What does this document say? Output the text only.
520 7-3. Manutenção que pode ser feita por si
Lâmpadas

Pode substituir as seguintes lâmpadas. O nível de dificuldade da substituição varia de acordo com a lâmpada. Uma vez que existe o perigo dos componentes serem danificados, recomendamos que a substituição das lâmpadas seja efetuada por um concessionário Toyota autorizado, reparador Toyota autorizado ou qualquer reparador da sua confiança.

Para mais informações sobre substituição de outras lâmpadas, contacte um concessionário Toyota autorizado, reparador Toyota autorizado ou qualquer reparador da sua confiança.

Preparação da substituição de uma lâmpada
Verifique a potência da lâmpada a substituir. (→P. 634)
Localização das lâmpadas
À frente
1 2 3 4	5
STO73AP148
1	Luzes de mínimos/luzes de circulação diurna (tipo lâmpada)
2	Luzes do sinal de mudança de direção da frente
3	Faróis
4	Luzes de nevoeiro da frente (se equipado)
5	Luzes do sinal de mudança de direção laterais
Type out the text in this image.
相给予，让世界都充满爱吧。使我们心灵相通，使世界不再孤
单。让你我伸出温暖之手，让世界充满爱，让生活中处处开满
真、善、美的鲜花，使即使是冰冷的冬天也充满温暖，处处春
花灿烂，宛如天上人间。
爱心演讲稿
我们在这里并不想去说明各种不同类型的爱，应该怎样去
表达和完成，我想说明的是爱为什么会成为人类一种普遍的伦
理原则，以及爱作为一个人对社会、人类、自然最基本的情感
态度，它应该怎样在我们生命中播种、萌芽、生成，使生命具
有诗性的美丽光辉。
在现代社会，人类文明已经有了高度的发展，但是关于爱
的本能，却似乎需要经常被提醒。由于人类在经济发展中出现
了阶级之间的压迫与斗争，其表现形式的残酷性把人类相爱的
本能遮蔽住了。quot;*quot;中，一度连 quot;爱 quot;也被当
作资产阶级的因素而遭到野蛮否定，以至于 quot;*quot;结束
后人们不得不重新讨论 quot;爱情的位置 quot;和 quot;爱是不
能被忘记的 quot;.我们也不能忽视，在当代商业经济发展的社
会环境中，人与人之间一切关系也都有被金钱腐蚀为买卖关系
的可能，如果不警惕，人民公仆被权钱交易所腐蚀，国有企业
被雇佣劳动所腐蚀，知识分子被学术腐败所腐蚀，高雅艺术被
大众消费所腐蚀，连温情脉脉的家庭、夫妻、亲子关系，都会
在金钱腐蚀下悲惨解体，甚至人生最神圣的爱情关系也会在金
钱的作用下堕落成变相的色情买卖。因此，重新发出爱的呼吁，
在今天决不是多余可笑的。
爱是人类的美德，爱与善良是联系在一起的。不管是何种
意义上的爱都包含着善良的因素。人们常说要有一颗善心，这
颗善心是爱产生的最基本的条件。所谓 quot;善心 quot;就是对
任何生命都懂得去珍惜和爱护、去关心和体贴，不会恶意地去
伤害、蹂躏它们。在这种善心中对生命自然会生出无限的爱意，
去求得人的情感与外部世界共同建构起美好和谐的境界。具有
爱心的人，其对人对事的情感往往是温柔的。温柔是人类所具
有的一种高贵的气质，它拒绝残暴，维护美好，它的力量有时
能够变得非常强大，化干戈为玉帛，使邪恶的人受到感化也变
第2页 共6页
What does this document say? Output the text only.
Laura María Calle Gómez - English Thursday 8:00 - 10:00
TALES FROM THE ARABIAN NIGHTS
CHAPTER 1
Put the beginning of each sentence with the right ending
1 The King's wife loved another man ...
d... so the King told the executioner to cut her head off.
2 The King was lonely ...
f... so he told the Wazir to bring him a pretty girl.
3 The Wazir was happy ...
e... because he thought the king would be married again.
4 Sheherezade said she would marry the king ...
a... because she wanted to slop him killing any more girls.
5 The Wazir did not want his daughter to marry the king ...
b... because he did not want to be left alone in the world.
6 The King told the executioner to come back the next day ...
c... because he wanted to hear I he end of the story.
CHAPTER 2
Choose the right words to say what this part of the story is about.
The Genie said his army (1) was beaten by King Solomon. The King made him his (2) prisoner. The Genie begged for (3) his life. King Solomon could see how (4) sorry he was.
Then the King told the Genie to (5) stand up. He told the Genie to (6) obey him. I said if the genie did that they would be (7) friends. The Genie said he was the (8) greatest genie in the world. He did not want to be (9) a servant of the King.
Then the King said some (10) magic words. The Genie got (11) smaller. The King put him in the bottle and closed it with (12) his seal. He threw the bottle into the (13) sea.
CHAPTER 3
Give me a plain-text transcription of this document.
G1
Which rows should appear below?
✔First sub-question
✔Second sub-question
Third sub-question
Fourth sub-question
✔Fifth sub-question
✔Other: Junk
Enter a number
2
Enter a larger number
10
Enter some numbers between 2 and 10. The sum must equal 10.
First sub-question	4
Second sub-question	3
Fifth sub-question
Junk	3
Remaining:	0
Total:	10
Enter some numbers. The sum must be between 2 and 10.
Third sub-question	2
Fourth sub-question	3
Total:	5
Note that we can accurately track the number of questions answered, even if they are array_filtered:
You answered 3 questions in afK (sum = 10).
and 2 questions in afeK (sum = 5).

· · · · · · ·

Only a number is wanted: how many lines of the material above hold "Third"?

--- Solution to the exercise ---
2